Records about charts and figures
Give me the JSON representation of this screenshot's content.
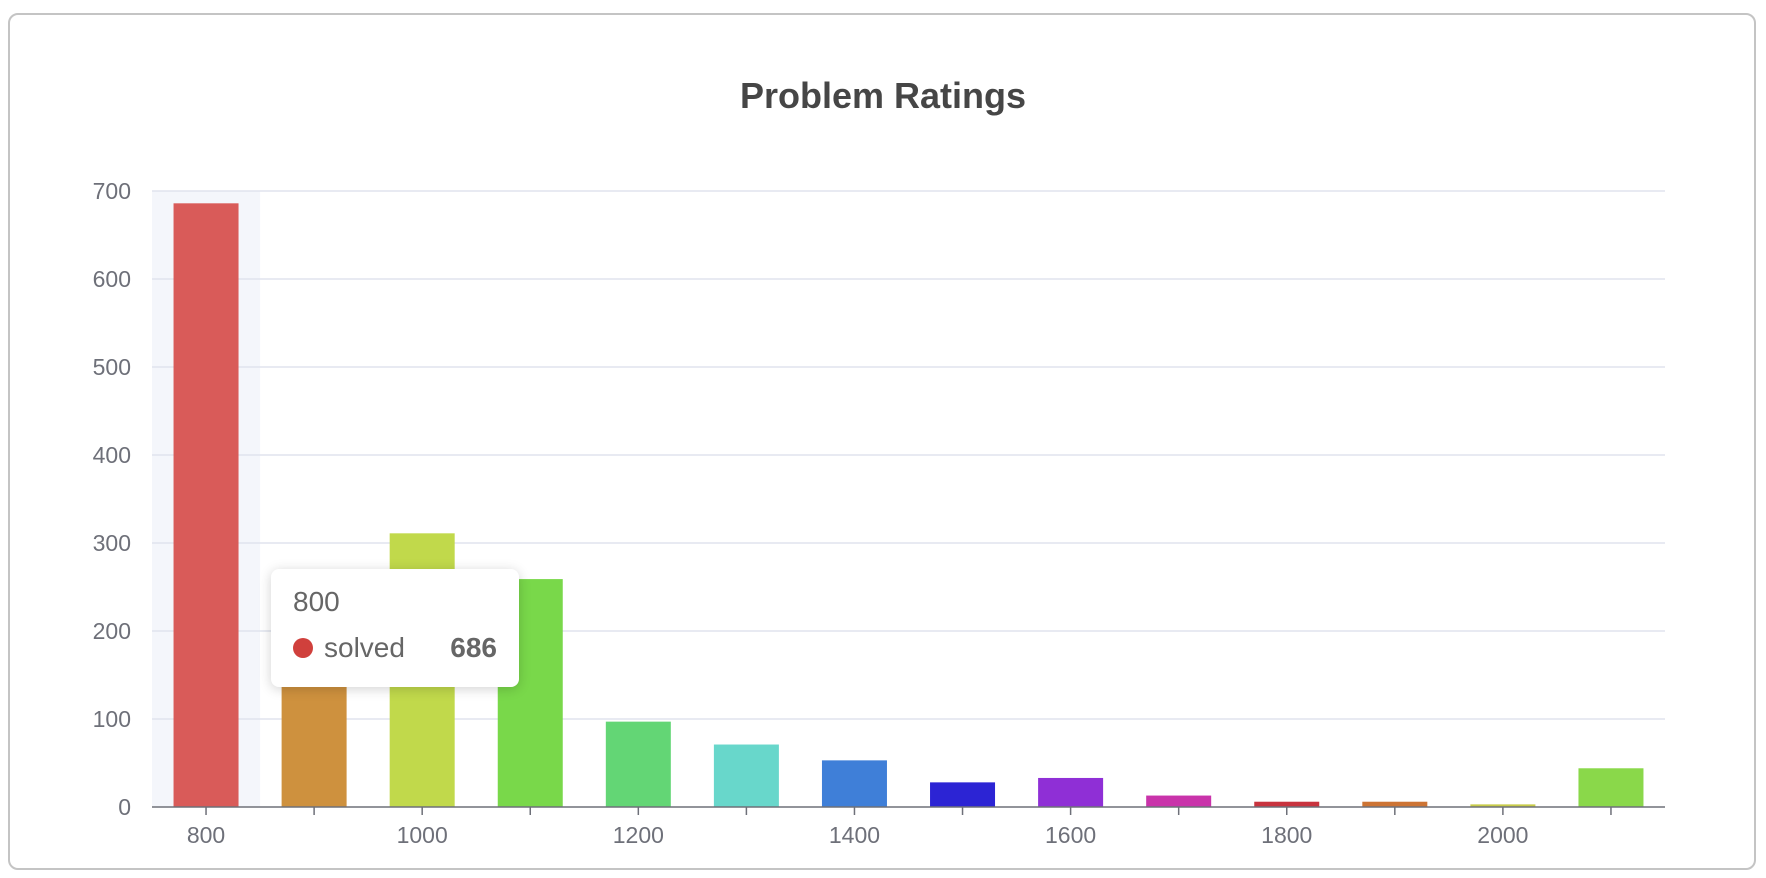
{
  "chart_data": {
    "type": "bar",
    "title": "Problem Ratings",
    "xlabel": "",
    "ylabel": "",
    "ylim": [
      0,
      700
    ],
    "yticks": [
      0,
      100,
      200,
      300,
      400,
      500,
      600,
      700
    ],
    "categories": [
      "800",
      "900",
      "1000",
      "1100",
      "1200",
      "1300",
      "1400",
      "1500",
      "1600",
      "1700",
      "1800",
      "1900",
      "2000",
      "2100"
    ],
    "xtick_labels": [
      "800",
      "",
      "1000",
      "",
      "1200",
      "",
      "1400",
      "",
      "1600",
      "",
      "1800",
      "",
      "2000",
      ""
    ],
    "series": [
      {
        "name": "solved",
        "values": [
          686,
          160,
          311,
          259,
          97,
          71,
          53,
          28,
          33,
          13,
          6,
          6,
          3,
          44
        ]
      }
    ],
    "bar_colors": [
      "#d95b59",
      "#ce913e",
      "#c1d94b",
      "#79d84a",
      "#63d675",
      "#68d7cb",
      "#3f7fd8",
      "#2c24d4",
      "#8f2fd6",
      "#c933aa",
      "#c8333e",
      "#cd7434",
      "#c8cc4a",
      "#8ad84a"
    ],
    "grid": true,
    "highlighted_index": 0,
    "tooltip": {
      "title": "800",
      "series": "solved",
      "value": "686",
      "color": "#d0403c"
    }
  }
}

WORK TO BE COMPLETED: Repeat the material above word for word and skip every image in it.

COMPLETED TASK:
Give me the JSON representation of this screenshot's content.
{
  "chart_data": {
    "type": "bar",
    "title": "Problem Ratings",
    "xlabel": "",
    "ylabel": "",
    "ylim": [
      0,
      700
    ],
    "yticks": [
      0,
      100,
      200,
      300,
      400,
      500,
      600,
      700
    ],
    "categories": [
      "800",
      "900",
      "1000",
      "1100",
      "1200",
      "1300",
      "1400",
      "1500",
      "1600",
      "1700",
      "1800",
      "1900",
      "2000",
      "2100"
    ],
    "xtick_labels": [
      "800",
      "",
      "1000",
      "",
      "1200",
      "",
      "1400",
      "",
      "1600",
      "",
      "1800",
      "",
      "2000",
      ""
    ],
    "series": [
      {
        "name": "solved",
        "values": [
          686,
          160,
          311,
          259,
          97,
          71,
          53,
          28,
          33,
          13,
          6,
          6,
          3,
          44
        ]
      }
    ],
    "bar_colors": [
      "#d95b59",
      "#ce913e",
      "#c1d94b",
      "#79d84a",
      "#63d675",
      "#68d7cb",
      "#3f7fd8",
      "#2c24d4",
      "#8f2fd6",
      "#c933aa",
      "#c8333e",
      "#cd7434",
      "#c8cc4a",
      "#8ad84a"
    ],
    "grid": true,
    "highlighted_index": 0,
    "tooltip": {
      "title": "800",
      "series": "solved",
      "value": "686",
      "color": "#d0403c"
    }
  }
}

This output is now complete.